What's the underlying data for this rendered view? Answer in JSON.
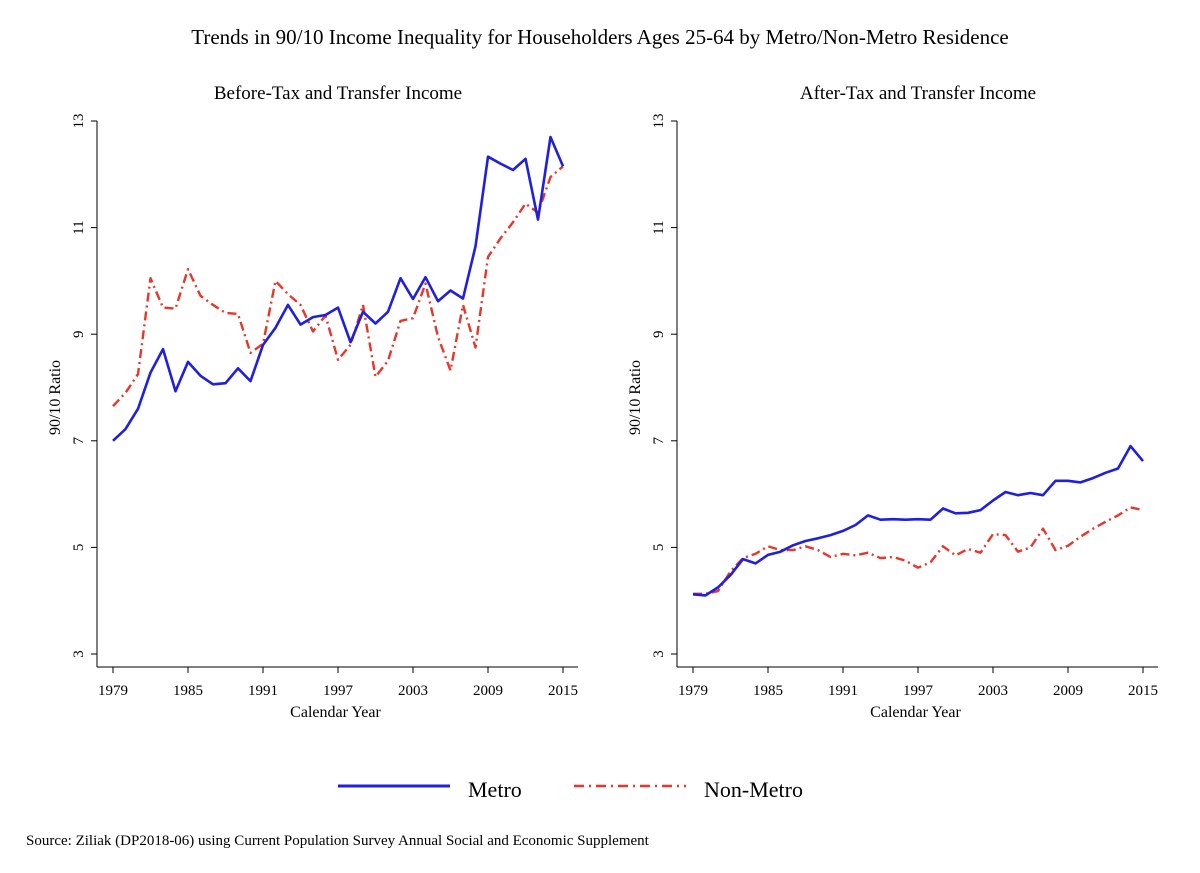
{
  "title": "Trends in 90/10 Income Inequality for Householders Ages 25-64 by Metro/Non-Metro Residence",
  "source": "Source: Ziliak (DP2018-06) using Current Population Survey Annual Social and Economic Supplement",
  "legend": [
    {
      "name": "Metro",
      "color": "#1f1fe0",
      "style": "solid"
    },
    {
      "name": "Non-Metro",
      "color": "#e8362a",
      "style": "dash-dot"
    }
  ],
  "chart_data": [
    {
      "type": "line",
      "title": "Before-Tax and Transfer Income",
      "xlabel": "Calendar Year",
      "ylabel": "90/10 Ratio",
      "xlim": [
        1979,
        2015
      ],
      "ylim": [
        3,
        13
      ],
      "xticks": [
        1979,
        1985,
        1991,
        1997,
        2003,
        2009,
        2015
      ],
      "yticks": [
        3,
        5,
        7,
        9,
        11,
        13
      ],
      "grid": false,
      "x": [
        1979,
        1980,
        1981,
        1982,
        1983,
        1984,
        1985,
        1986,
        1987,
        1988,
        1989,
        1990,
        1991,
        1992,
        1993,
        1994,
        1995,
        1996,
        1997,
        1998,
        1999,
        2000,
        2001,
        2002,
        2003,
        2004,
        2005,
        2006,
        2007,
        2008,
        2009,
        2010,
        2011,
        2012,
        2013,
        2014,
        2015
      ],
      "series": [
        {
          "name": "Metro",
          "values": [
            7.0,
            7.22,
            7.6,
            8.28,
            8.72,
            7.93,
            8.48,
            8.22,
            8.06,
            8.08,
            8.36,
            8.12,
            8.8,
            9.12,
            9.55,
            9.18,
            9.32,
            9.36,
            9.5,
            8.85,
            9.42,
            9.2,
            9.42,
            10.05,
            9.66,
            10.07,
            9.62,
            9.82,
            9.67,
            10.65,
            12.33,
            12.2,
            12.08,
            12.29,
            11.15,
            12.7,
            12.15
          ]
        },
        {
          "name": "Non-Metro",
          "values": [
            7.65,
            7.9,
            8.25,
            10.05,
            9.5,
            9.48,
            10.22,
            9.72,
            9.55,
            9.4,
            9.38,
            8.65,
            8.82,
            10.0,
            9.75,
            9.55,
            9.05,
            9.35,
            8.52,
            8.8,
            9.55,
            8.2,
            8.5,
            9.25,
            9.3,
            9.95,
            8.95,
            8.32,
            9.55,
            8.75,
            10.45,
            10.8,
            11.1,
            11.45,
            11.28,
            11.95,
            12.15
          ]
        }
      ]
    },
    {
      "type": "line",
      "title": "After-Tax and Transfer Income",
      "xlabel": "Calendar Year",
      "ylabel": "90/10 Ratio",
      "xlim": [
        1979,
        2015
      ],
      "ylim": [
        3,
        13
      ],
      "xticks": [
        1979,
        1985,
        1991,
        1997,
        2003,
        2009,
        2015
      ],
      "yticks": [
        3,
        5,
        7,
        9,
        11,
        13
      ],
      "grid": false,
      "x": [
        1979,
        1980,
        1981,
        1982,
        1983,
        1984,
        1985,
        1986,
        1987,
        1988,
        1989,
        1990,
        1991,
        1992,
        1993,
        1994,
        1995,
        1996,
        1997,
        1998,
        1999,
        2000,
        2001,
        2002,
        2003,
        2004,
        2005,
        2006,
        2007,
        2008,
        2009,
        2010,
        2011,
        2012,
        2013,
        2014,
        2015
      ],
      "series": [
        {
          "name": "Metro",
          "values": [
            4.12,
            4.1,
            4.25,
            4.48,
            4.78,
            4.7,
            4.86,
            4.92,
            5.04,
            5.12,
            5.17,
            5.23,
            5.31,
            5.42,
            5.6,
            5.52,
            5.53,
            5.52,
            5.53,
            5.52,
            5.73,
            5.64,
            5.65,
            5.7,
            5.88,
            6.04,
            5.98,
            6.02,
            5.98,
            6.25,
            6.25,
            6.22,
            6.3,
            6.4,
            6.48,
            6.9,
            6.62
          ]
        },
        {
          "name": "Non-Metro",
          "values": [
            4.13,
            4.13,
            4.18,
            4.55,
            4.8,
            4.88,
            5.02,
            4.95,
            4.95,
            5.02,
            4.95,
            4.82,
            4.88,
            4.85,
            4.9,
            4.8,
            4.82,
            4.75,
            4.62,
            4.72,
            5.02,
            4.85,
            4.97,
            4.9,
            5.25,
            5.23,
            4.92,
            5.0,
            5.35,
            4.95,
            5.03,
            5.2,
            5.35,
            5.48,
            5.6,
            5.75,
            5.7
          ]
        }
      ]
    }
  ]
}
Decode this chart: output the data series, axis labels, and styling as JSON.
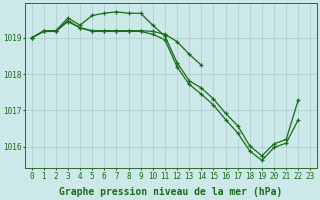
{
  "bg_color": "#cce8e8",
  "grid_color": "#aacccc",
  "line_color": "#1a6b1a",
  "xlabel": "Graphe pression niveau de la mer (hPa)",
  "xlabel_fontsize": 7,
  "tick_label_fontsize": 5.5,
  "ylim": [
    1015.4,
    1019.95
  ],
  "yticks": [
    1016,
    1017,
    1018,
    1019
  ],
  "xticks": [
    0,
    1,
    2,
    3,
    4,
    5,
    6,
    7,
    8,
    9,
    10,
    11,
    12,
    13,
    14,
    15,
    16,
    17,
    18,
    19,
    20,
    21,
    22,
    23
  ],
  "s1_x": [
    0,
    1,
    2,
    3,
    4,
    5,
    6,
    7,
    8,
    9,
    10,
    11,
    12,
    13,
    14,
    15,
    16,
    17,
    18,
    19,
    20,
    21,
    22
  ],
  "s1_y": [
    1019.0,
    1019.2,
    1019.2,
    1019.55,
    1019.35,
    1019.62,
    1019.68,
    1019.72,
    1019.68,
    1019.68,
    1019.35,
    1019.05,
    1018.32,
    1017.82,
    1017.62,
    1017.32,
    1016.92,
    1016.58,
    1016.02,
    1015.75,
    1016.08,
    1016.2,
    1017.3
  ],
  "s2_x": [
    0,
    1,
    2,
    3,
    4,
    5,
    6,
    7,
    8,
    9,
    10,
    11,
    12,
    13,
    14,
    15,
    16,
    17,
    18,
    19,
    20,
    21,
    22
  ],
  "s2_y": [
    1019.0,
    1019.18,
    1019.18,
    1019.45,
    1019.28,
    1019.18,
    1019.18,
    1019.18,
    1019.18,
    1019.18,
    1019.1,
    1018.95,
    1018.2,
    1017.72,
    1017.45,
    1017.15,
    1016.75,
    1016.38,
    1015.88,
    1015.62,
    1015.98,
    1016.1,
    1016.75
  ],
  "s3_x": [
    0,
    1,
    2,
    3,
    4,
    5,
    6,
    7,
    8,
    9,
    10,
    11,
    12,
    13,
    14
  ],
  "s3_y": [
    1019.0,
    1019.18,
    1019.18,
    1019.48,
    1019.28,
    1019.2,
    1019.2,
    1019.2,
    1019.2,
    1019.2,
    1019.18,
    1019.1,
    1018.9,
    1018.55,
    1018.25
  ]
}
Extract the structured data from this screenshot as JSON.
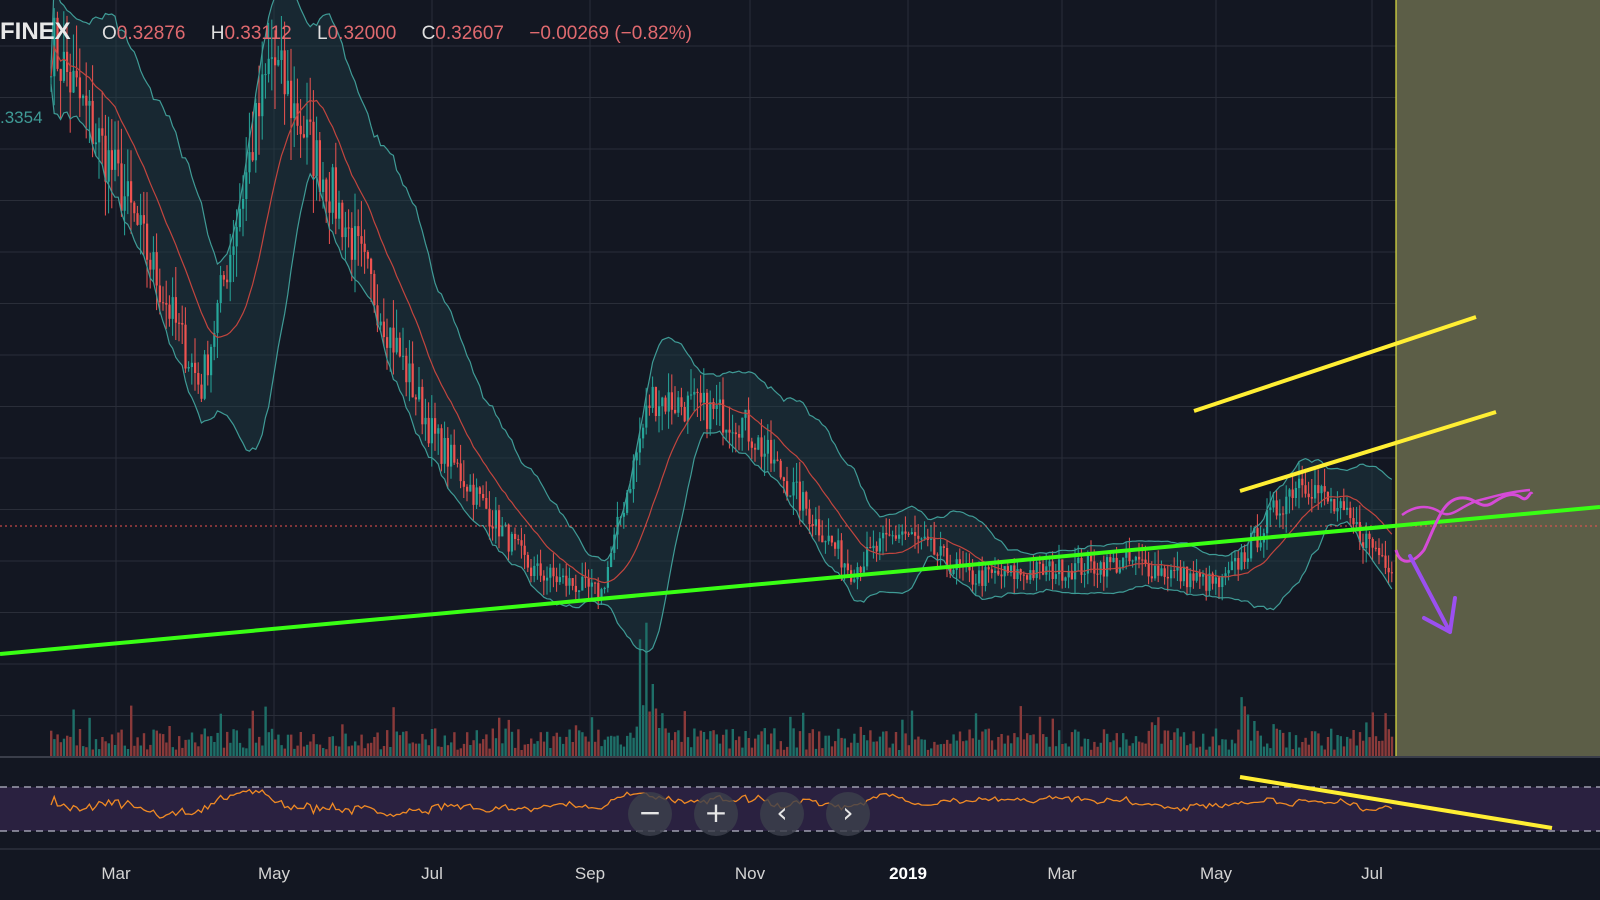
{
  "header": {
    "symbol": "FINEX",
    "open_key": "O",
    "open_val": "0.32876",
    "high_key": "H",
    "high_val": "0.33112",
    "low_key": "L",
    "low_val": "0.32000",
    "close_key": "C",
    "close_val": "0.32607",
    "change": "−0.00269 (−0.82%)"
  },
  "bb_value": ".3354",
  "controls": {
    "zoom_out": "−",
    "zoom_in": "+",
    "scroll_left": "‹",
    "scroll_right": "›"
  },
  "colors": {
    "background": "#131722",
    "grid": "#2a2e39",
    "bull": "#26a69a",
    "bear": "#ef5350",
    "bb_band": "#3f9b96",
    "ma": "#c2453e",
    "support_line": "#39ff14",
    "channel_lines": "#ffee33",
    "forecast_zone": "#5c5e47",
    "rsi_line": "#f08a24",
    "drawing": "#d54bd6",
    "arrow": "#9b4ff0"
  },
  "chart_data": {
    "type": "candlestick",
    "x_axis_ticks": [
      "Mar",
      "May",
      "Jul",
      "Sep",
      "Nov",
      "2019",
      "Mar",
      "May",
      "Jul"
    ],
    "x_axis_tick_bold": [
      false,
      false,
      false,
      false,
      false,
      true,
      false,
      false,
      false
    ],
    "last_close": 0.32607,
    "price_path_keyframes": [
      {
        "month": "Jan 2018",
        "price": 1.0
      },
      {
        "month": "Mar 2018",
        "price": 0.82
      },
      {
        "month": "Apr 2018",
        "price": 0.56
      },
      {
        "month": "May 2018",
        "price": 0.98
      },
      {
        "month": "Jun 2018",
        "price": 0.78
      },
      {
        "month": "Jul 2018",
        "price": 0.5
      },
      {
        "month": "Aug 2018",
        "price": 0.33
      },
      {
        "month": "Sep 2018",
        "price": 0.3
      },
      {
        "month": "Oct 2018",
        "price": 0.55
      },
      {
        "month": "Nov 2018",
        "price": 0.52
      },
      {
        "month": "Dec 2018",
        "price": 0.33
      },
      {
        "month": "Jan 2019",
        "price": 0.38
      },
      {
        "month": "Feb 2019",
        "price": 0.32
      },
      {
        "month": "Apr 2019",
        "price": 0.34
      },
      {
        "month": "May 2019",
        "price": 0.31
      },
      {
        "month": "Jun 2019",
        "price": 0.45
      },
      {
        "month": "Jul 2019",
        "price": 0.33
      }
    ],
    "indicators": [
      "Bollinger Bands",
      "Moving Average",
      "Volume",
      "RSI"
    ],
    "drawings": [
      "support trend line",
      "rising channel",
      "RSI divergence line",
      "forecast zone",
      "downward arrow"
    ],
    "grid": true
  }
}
---+---
Task to carry out »
Determine how many lines of the data contain "Transfer" and give nothing but that number.

Solution to the problem »
2